— START INPUT RECORDS —

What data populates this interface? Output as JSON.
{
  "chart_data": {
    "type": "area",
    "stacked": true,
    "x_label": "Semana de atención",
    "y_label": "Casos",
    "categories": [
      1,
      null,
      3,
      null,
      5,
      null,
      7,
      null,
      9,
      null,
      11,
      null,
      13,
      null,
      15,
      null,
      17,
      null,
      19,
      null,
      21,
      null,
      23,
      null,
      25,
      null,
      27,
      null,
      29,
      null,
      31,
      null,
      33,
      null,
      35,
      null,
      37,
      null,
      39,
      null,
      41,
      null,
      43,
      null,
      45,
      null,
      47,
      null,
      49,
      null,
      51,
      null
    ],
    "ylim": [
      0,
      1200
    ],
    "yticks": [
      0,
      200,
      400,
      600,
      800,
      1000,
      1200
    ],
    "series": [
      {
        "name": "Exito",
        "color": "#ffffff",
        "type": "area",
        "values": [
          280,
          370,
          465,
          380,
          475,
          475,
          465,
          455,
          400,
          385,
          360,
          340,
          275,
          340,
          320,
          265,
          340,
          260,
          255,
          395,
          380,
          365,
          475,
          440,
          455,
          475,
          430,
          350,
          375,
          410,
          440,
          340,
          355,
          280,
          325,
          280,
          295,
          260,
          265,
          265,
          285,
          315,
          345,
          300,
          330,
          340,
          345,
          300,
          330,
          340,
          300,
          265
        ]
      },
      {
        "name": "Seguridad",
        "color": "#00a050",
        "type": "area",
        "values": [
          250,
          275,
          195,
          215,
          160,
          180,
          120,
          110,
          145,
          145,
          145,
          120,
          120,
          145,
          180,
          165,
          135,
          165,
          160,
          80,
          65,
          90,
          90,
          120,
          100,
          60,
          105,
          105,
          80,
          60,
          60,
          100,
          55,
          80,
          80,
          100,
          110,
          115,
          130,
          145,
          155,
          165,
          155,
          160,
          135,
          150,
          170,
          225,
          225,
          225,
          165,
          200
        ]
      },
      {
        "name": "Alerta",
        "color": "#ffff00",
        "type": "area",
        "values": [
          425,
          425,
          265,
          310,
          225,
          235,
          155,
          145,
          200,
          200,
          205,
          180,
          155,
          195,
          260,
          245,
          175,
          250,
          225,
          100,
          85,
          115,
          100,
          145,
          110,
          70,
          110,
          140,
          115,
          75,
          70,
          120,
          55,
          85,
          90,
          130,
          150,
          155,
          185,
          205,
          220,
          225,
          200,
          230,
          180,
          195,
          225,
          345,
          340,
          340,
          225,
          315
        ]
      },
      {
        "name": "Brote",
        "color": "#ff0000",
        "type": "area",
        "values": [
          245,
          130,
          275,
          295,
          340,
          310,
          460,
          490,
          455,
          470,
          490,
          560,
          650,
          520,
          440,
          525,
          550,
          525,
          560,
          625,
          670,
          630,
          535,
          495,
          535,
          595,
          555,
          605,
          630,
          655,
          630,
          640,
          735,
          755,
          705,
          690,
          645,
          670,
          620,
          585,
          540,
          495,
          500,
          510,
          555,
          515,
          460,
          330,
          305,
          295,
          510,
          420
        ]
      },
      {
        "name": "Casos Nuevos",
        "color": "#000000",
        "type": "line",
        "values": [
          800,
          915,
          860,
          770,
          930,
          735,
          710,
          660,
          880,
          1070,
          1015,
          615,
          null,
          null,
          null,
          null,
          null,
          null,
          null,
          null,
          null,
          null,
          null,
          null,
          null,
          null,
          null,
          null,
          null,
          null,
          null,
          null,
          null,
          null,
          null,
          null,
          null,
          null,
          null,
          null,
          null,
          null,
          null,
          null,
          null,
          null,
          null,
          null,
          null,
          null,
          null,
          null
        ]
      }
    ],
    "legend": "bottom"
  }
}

— END INPUT RECORDS —
— START INPUT RECORDS —

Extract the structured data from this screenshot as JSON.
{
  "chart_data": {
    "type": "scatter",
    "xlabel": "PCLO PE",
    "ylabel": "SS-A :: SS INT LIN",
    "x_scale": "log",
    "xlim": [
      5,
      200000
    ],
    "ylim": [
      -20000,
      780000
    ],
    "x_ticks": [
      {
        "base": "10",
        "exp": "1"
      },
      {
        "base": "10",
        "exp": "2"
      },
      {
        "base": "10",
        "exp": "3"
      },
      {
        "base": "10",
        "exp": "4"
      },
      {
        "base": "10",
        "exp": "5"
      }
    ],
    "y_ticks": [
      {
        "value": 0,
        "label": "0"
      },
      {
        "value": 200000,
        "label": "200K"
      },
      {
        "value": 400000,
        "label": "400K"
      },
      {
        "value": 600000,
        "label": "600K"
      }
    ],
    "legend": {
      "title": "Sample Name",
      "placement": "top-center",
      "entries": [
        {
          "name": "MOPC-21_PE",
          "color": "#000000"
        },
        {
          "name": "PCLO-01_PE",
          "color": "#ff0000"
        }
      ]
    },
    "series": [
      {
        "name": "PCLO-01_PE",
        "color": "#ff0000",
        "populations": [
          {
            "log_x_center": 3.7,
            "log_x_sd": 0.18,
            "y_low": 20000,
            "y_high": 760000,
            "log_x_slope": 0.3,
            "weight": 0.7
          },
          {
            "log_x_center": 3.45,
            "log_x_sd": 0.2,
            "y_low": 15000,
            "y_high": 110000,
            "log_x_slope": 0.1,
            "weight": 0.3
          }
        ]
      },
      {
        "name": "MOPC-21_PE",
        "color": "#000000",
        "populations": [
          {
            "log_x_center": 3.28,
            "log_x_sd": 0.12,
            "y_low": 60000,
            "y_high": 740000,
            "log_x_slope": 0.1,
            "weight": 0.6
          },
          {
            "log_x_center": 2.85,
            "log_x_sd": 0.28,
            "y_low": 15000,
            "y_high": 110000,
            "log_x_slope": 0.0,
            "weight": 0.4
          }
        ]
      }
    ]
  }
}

— END INPUT RECORDS —
— START INPUT RECORDS —

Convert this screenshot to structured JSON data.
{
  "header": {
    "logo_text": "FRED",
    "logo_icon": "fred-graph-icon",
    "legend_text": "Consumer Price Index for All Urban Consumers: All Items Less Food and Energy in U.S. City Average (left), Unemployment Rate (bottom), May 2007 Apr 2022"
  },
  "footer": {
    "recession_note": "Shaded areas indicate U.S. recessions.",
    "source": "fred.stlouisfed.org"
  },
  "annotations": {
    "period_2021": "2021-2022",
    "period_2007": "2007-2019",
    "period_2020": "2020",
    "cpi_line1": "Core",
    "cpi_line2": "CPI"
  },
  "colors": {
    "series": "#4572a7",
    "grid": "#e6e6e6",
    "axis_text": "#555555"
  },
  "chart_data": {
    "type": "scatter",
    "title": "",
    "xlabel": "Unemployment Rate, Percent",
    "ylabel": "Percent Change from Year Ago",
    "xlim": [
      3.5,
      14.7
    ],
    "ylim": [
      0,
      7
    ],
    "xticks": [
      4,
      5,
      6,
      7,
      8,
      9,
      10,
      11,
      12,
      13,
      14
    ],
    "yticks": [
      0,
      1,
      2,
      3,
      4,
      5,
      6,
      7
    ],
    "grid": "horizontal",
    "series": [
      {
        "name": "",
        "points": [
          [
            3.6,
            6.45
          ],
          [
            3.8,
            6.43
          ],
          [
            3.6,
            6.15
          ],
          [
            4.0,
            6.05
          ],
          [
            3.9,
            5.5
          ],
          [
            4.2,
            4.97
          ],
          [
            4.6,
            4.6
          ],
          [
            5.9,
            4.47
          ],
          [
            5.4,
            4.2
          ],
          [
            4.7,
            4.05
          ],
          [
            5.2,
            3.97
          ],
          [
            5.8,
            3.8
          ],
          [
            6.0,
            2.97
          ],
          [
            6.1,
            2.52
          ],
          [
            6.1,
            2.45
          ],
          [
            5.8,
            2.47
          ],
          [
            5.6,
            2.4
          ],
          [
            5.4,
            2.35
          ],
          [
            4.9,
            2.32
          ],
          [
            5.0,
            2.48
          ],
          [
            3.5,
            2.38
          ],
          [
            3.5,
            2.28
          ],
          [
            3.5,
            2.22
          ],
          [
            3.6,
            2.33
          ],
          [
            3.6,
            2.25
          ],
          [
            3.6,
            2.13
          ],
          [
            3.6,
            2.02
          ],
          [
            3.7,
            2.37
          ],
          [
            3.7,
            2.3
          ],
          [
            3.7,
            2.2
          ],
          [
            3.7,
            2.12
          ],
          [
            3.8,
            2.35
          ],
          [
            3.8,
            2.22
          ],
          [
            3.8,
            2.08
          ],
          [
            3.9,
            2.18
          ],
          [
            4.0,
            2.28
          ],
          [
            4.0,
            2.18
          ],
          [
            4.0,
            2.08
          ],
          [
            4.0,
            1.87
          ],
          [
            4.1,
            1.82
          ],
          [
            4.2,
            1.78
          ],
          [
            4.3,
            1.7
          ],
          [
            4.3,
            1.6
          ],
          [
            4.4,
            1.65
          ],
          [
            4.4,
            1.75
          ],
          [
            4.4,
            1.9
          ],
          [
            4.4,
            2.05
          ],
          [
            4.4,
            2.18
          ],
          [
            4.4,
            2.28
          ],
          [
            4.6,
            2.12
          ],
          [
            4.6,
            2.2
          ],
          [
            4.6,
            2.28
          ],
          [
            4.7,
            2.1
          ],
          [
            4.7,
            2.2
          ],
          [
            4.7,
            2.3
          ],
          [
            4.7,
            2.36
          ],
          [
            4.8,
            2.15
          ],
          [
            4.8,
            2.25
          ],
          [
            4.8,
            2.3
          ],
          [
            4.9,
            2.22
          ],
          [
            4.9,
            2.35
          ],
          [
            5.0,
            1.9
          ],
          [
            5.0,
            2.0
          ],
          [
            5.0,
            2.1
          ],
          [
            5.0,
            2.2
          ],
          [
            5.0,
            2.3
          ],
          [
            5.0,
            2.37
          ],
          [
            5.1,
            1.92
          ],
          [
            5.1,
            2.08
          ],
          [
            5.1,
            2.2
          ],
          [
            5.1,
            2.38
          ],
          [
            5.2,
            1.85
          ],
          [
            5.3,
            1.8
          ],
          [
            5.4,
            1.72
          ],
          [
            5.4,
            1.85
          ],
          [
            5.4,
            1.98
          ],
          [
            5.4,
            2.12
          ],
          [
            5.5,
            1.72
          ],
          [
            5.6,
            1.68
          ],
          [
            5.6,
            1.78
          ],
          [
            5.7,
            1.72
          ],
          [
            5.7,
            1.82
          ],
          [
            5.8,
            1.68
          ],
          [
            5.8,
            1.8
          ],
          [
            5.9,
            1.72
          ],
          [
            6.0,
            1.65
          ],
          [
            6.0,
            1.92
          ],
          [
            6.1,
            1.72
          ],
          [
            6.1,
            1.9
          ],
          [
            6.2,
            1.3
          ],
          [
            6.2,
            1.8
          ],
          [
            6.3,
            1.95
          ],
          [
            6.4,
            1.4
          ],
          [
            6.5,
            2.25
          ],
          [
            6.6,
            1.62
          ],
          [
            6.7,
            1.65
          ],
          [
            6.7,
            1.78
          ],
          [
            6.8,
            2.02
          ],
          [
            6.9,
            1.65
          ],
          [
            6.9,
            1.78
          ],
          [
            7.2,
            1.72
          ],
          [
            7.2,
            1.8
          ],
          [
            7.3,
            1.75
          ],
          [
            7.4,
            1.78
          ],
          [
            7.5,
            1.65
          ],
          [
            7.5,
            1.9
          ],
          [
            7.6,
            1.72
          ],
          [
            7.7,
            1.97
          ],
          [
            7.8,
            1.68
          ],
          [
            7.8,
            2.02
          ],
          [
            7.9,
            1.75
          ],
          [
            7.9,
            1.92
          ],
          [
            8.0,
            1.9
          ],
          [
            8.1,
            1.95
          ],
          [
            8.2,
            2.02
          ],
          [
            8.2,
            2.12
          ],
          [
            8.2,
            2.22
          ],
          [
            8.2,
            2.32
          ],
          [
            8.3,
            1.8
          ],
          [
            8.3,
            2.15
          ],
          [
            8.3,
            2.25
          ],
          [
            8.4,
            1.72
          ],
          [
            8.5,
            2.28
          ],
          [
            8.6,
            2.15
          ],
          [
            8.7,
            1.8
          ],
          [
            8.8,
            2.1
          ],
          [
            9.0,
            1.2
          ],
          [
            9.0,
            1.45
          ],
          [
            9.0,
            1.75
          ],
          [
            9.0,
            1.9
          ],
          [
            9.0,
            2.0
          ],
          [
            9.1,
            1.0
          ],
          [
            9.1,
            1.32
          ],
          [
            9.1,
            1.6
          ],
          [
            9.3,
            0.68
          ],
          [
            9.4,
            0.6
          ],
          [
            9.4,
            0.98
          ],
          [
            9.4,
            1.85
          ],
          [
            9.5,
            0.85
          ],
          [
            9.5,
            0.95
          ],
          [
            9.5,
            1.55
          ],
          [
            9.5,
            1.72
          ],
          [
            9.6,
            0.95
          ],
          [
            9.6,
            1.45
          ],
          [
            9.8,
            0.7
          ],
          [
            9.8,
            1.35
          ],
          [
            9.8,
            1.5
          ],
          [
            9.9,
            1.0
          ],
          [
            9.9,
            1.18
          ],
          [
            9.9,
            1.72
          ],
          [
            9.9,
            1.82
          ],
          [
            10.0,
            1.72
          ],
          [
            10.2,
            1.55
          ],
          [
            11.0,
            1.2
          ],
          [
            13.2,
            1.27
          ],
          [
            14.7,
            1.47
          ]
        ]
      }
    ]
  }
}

— END INPUT RECORDS —

GIVEN EXERCISE: In the records above, how many lines include "bottom"? Give that number and nothing more.

WRITTEN RESPONSE: 2